Copy out every line exactly, passing over the pictures.
━━ SUPPLIED MATERIAL ━━
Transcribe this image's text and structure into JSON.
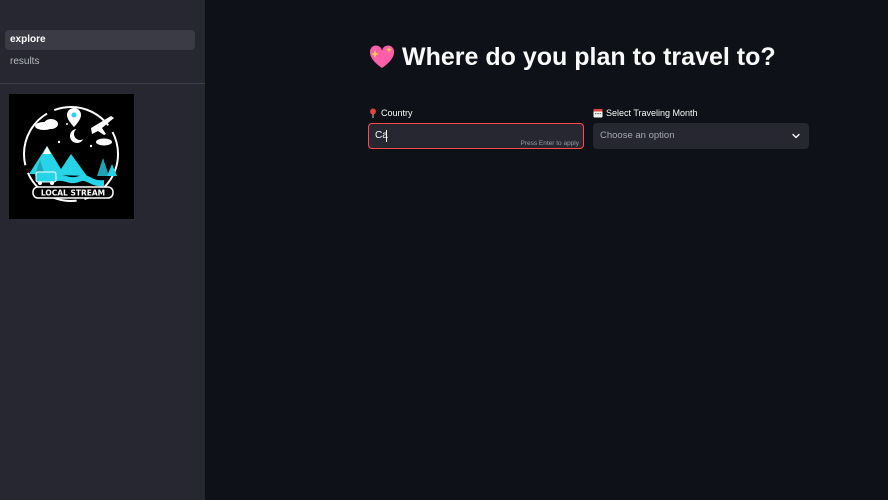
{
  "sidebar": {
    "nav": [
      {
        "label": "explore",
        "active": true
      },
      {
        "label": "results",
        "active": false
      }
    ],
    "logo": {
      "text": "LOCAL STREAM",
      "icon": "travel-logo"
    }
  },
  "main": {
    "title": "Where do you plan to travel to?",
    "title_icon": "sparkling-heart-icon",
    "country": {
      "label": "Country",
      "icon": "round-pushpin-icon",
      "value": "Ca",
      "hint": "Press Enter to apply"
    },
    "month": {
      "label": "Select Traveling Month",
      "icon": "calendar-icon",
      "placeholder": "Choose an option"
    }
  },
  "colors": {
    "background": "#0e1117",
    "sidebar": "#262730",
    "accent": "#ff4b4b",
    "logo_cyan": "#27d3e6"
  }
}
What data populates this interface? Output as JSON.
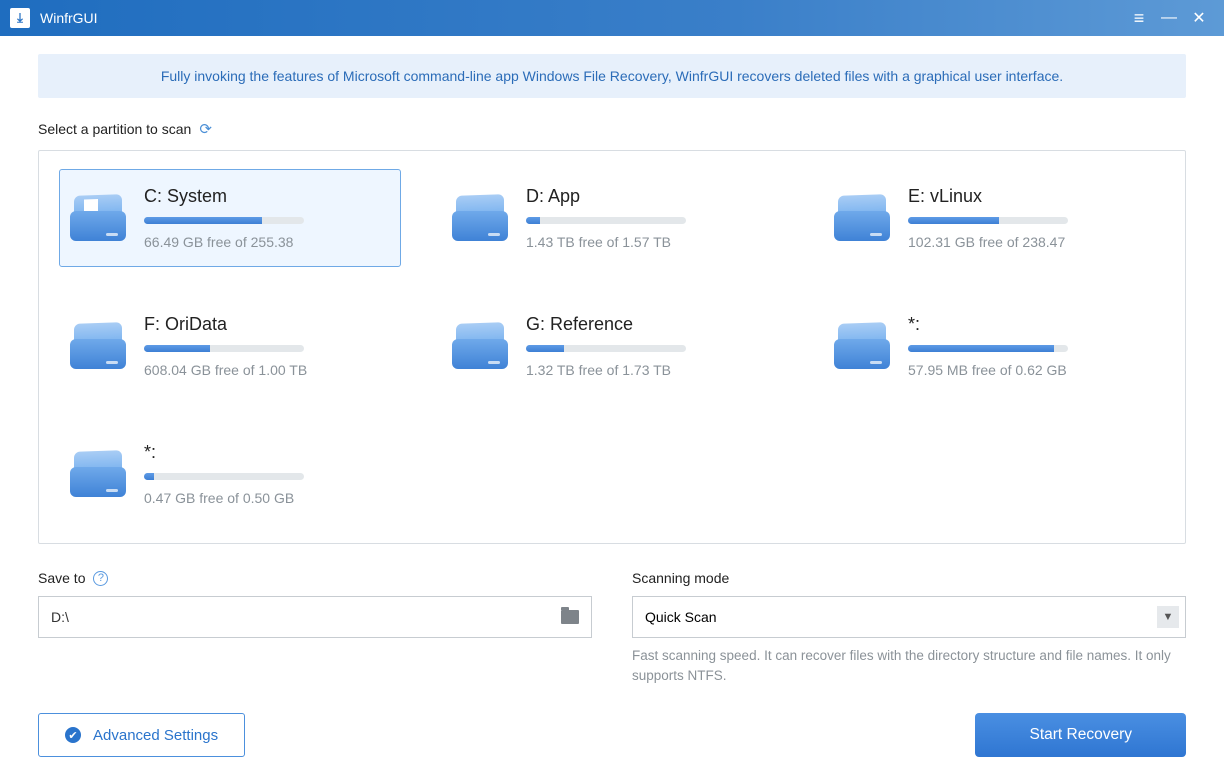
{
  "app": {
    "title": "WinfrGUI"
  },
  "banner": "Fully invoking the features of Microsoft command-line app Windows File Recovery, WinfrGUI recovers deleted files with a graphical user interface.",
  "select_label": "Select a partition to scan",
  "partitions": [
    {
      "name": "C: System",
      "free": "66.49 GB free of 255.38",
      "used_pct": 74,
      "selected": true,
      "win": true
    },
    {
      "name": "D: App",
      "free": "1.43 TB free of 1.57 TB",
      "used_pct": 9,
      "selected": false,
      "win": false
    },
    {
      "name": "E: vLinux",
      "free": "102.31 GB free of 238.47",
      "used_pct": 57,
      "selected": false,
      "win": false
    },
    {
      "name": "F: OriData",
      "free": "608.04 GB free of 1.00 TB",
      "used_pct": 41,
      "selected": false,
      "win": false
    },
    {
      "name": "G: Reference",
      "free": "1.32 TB free of 1.73 TB",
      "used_pct": 24,
      "selected": false,
      "win": false
    },
    {
      "name": "*:",
      "free": "57.95 MB free of 0.62 GB",
      "used_pct": 91,
      "selected": false,
      "win": false
    },
    {
      "name": "*:",
      "free": "0.47 GB free of 0.50 GB",
      "used_pct": 6,
      "selected": false,
      "win": false
    }
  ],
  "save_to": {
    "label": "Save to",
    "value": "D:\\"
  },
  "scan_mode": {
    "label": "Scanning mode",
    "value": "Quick Scan",
    "description": "Fast scanning speed. It can recover files with the directory structure and file names. It only supports NTFS."
  },
  "buttons": {
    "advanced": "Advanced Settings",
    "start": "Start Recovery"
  }
}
━━━
■ TASK ANSWER
Transcribe this image's text and structure into JSON.
{
  "sidebar": {
    "nav": [
      {
        "label": "explore",
        "active": true
      },
      {
        "label": "results",
        "active": false
      }
    ],
    "logo": {
      "text": "LOCAL STREAM",
      "icon": "travel-logo"
    }
  },
  "main": {
    "title": "Where do you plan to travel to?",
    "title_icon": "sparkling-heart-icon",
    "country": {
      "label": "Country",
      "icon": "round-pushpin-icon",
      "value": "Ca",
      "hint": "Press Enter to apply"
    },
    "month": {
      "label": "Select Traveling Month",
      "icon": "calendar-icon",
      "placeholder": "Choose an option"
    }
  },
  "colors": {
    "background": "#0e1117",
    "sidebar": "#262730",
    "accent": "#ff4b4b",
    "logo_cyan": "#27d3e6"
  }
}
What data populates this interface? Output as JSON.
{
  "app": {
    "title": "WinfrGUI"
  },
  "banner": "Fully invoking the features of Microsoft command-line app Windows File Recovery, WinfrGUI recovers deleted files with a graphical user interface.",
  "select_label": "Select a partition to scan",
  "partitions": [
    {
      "name": "C: System",
      "free": "66.49 GB free of 255.38",
      "used_pct": 74,
      "selected": true,
      "win": true
    },
    {
      "name": "D: App",
      "free": "1.43 TB free of 1.57 TB",
      "used_pct": 9,
      "selected": false,
      "win": false
    },
    {
      "name": "E: vLinux",
      "free": "102.31 GB free of 238.47",
      "used_pct": 57,
      "selected": false,
      "win": false
    },
    {
      "name": "F: OriData",
      "free": "608.04 GB free of 1.00 TB",
      "used_pct": 41,
      "selected": false,
      "win": false
    },
    {
      "name": "G: Reference",
      "free": "1.32 TB free of 1.73 TB",
      "used_pct": 24,
      "selected": false,
      "win": false
    },
    {
      "name": "*:",
      "free": "57.95 MB free of 0.62 GB",
      "used_pct": 91,
      "selected": false,
      "win": false
    },
    {
      "name": "*:",
      "free": "0.47 GB free of 0.50 GB",
      "used_pct": 6,
      "selected": false,
      "win": false
    }
  ],
  "save_to": {
    "label": "Save to",
    "value": "D:\\"
  },
  "scan_mode": {
    "label": "Scanning mode",
    "value": "Quick Scan",
    "description": "Fast scanning speed. It can recover files with the directory structure and file names. It only supports NTFS."
  },
  "buttons": {
    "advanced": "Advanced Settings",
    "start": "Start Recovery"
  }
}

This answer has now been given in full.